#### RECORDS FOR THIS EXERCISE

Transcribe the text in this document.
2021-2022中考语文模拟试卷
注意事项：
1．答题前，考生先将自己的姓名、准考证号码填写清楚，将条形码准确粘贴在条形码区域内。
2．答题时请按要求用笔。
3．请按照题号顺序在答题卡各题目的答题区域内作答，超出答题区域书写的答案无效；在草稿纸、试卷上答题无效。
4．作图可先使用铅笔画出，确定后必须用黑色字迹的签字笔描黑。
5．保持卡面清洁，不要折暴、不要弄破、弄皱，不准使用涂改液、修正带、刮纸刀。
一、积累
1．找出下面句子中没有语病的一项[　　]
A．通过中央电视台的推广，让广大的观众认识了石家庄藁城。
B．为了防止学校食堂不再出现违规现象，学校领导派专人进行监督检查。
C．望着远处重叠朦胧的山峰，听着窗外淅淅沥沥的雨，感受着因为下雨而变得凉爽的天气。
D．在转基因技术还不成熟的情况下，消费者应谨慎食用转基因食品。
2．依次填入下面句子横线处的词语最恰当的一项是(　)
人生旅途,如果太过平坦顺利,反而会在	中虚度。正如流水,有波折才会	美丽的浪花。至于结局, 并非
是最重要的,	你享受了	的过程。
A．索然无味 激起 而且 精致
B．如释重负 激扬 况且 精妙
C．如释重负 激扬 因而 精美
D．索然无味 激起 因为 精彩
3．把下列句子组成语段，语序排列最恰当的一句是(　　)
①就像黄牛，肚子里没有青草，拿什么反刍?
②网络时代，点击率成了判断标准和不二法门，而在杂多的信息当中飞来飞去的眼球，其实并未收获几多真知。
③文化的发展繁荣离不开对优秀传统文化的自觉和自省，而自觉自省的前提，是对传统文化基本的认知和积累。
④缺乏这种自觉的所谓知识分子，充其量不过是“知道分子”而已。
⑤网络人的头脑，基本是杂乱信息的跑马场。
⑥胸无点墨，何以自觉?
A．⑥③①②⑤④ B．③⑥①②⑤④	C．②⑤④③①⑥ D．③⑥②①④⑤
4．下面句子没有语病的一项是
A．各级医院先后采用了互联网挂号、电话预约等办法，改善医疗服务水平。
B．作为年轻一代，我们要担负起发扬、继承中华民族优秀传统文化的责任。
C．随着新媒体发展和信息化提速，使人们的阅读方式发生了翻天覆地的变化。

########

■ **AIM**:
Produce an exact copy of all the records.

■ **SOLVED PROBLEM**:
Transcribe the text in this document.
2021-2022中考语文模拟试卷
注意事项：
1．答题前，考生先将自己的姓名、准考证号码填写清楚，将条形码准确粘贴在条形码区域内。
2．答题时请按要求用笔。
3．请按照题号顺序在答题卡各题目的答题区域内作答，超出答题区域书写的答案无效；在草稿纸、试卷上答题无效。
4．作图可先使用铅笔画出，确定后必须用黑色字迹的签字笔描黑。
5．保持卡面清洁，不要折暴、不要弄破、弄皱，不准使用涂改液、修正带、刮纸刀。
一、积累
1．找出下面句子中没有语病的一项[　　]
A．通过中央电视台的推广，让广大的观众认识了石家庄藁城。
B．为了防止学校食堂不再出现违规现象，学校领导派专人进行监督检查。
C．望着远处重叠朦胧的山峰，听着窗外淅淅沥沥的雨，感受着因为下雨而变得凉爽的天气。
D．在转基因技术还不成熟的情况下，消费者应谨慎食用转基因食品。
2．依次填入下面句子横线处的词语最恰当的一项是(　)
人生旅途,如果太过平坦顺利,反而会在	中虚度。正如流水,有波折才会	美丽的浪花。至于结局, 并非
是最重要的,	你享受了	的过程。
A．索然无味 激起 而且 精致
B．如释重负 激扬 况且 精妙
C．如释重负 激扬 因而 精美
D．索然无味 激起 因为 精彩
3．把下列句子组成语段，语序排列最恰当的一句是(　　)
①就像黄牛，肚子里没有青草，拿什么反刍?
②网络时代，点击率成了判断标准和不二法门，而在杂多的信息当中飞来飞去的眼球，其实并未收获几多真知。
③文化的发展繁荣离不开对优秀传统文化的自觉和自省，而自觉自省的前提，是对传统文化基本的认知和积累。
④缺乏这种自觉的所谓知识分子，充其量不过是“知道分子”而已。
⑤网络人的头脑，基本是杂乱信息的跑马场。
⑥胸无点墨，何以自觉?
A．⑥③①②⑤④ B．③⑥①②⑤④	C．②⑤④③①⑥ D．③⑥②①④⑤
4．下面句子没有语病的一项是
A．各级医院先后采用了互联网挂号、电话预约等办法，改善医疗服务水平。
B．作为年轻一代，我们要担负起发扬、继承中华民族优秀传统文化的责任。
C．随着新媒体发展和信息化提速，使人们的阅读方式发生了翻天覆地的变化。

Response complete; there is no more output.